--- WORK TO DO ---
Every line below that includes "Berufe" counts toward the total. Report that total alone.

--- PROVIDED RECORDS ---
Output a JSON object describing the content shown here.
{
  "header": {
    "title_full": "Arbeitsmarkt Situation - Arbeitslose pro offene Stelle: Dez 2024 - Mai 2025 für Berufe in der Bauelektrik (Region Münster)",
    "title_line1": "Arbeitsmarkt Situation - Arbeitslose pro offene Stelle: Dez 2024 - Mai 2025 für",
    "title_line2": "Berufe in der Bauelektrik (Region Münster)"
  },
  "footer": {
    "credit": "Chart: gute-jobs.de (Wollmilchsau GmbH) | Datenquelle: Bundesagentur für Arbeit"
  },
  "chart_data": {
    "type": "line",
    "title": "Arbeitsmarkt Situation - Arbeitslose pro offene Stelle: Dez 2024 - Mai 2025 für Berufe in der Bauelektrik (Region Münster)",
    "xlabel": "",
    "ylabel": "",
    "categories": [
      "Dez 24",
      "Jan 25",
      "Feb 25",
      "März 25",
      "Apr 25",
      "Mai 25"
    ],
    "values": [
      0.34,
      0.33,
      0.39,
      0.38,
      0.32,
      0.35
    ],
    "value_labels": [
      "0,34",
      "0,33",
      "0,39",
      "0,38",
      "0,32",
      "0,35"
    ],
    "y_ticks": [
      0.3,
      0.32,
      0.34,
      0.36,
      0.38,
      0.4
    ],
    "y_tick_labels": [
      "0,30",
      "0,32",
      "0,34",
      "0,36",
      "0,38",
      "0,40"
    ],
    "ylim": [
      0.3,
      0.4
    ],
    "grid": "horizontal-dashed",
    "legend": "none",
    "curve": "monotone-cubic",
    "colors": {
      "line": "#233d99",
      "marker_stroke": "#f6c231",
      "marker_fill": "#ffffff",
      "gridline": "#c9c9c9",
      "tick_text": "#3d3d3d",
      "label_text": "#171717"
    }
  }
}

--

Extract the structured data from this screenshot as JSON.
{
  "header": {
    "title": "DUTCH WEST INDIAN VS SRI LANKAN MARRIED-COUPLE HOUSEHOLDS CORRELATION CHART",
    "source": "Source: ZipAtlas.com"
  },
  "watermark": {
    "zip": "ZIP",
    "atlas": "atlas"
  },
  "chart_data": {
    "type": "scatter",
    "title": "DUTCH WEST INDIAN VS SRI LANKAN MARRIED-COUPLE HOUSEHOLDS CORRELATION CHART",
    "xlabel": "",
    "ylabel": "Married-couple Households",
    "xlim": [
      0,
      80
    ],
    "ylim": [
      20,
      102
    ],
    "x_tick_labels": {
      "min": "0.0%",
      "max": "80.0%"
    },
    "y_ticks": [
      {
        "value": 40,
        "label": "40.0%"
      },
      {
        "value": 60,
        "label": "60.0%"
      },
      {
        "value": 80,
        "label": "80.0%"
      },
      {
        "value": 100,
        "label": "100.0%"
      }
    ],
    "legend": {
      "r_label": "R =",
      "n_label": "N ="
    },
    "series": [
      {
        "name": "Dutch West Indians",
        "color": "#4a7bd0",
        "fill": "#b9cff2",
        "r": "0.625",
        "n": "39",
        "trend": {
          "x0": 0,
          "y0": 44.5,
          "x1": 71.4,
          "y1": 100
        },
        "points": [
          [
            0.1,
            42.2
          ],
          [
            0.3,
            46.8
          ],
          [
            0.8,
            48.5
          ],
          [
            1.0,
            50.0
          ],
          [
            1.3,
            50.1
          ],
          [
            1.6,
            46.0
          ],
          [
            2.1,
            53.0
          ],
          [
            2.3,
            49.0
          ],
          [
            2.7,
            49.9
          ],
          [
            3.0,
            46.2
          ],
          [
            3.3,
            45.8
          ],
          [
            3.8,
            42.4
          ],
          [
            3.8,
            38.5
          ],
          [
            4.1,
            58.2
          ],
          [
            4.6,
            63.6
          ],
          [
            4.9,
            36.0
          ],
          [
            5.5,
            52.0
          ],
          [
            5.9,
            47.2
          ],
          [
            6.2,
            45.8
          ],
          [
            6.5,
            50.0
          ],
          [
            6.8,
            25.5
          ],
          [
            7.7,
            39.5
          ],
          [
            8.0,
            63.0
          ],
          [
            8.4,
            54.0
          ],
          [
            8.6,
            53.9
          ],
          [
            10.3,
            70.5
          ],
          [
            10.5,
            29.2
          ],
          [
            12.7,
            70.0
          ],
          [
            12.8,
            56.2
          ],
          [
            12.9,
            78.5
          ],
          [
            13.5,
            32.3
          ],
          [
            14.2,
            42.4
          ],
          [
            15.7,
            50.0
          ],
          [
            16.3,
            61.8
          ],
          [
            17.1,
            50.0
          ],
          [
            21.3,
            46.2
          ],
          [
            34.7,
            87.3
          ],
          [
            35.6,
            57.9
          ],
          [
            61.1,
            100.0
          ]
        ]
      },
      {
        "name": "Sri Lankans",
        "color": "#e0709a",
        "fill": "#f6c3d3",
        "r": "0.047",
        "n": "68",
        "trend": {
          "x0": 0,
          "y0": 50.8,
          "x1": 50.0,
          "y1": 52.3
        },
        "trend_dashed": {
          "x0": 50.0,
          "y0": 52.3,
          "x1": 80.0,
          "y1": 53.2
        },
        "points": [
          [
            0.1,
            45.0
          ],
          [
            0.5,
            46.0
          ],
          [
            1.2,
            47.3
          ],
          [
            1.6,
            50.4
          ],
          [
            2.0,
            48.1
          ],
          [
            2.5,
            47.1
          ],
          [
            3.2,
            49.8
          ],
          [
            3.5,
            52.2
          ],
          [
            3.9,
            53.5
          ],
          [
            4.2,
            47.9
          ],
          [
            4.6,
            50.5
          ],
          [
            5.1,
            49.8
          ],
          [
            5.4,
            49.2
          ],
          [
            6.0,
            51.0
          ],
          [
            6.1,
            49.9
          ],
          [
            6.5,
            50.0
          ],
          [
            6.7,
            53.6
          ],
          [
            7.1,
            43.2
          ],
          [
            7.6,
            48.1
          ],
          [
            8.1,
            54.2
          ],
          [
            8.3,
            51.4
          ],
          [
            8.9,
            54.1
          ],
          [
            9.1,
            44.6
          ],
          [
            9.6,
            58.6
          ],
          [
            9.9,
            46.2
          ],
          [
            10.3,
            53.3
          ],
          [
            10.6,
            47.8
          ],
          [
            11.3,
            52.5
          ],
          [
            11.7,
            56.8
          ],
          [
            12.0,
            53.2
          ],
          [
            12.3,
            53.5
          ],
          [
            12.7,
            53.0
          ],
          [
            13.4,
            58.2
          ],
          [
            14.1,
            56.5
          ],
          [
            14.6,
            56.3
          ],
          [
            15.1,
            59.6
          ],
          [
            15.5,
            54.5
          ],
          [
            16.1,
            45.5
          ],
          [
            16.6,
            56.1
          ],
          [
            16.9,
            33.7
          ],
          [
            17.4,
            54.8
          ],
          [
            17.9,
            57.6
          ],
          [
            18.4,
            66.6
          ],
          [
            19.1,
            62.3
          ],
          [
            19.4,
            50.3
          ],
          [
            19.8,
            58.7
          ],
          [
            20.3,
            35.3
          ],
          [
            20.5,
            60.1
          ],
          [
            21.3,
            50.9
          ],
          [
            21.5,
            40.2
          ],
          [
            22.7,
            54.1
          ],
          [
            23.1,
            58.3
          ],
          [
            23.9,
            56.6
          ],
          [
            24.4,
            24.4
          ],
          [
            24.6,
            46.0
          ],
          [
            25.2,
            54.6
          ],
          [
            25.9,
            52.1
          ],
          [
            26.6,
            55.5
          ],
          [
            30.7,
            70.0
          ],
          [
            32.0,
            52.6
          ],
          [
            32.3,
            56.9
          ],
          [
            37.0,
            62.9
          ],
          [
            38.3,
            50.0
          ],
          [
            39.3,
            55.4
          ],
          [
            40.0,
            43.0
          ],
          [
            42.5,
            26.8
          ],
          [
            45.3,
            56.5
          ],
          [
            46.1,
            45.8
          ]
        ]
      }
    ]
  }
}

---

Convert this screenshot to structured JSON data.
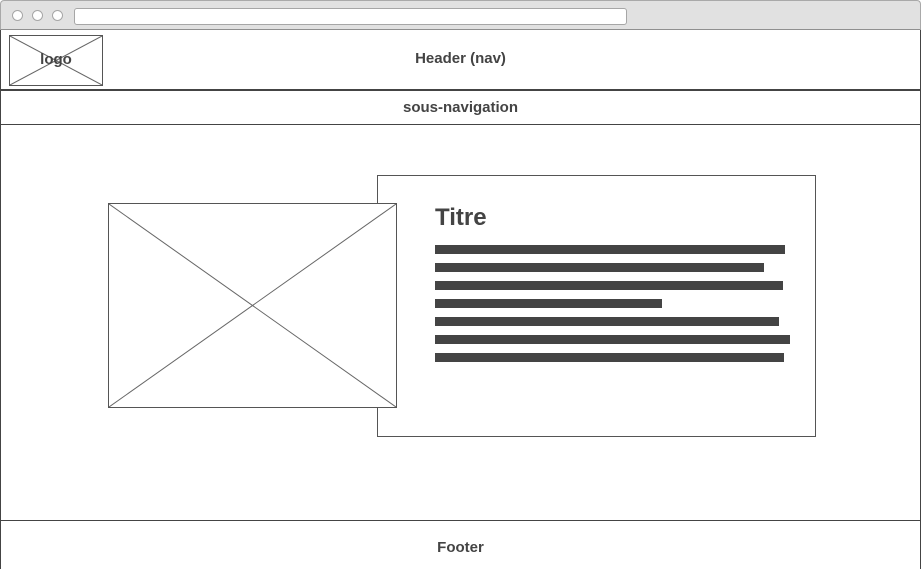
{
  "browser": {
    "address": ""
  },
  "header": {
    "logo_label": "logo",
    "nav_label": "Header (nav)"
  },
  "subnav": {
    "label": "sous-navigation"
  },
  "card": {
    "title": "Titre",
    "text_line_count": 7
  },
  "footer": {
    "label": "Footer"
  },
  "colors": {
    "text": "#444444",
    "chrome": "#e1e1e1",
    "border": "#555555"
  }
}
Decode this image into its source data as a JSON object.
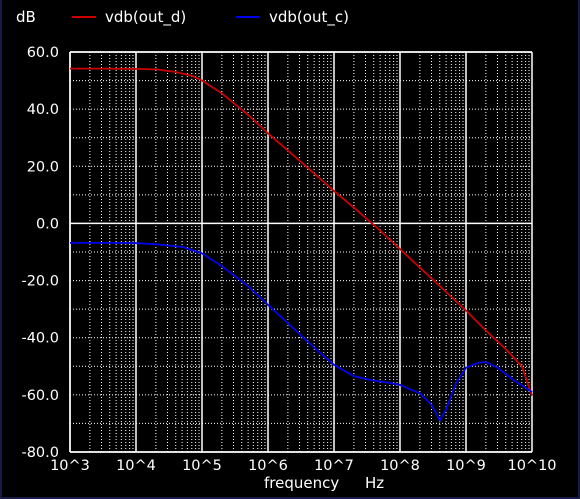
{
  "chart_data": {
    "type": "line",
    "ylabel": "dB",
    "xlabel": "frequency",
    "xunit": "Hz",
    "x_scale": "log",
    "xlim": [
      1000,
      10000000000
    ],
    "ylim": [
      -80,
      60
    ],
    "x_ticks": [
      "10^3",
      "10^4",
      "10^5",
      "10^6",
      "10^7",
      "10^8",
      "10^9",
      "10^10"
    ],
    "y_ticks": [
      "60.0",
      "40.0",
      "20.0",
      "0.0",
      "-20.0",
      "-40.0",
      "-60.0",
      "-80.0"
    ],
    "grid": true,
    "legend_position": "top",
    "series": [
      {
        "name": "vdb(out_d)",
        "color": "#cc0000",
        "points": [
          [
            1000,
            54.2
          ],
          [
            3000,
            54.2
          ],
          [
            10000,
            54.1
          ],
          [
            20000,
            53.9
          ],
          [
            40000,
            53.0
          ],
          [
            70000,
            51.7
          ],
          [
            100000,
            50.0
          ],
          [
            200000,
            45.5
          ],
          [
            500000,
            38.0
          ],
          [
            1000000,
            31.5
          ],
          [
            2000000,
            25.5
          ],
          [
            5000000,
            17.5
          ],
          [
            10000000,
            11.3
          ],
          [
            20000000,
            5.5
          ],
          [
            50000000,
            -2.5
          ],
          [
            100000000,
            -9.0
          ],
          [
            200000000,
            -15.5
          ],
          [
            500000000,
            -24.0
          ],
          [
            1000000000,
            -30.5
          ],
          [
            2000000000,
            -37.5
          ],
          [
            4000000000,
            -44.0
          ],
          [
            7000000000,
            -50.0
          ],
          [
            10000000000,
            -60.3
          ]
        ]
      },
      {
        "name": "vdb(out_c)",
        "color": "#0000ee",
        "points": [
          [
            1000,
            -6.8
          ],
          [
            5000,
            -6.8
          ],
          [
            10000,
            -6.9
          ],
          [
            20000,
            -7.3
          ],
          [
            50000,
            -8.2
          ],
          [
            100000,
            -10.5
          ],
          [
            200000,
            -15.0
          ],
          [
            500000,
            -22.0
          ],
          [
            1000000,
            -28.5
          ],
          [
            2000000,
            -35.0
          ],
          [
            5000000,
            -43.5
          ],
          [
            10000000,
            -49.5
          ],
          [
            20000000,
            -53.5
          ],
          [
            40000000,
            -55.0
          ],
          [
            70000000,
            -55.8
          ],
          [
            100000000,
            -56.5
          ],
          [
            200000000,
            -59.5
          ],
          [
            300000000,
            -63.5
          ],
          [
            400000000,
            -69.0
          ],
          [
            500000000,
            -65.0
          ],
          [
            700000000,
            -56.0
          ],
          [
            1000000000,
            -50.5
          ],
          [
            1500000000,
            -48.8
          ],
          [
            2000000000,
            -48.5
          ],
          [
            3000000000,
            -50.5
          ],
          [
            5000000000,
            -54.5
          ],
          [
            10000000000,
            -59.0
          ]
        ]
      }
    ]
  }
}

--- RESPONSE BELOW ---
3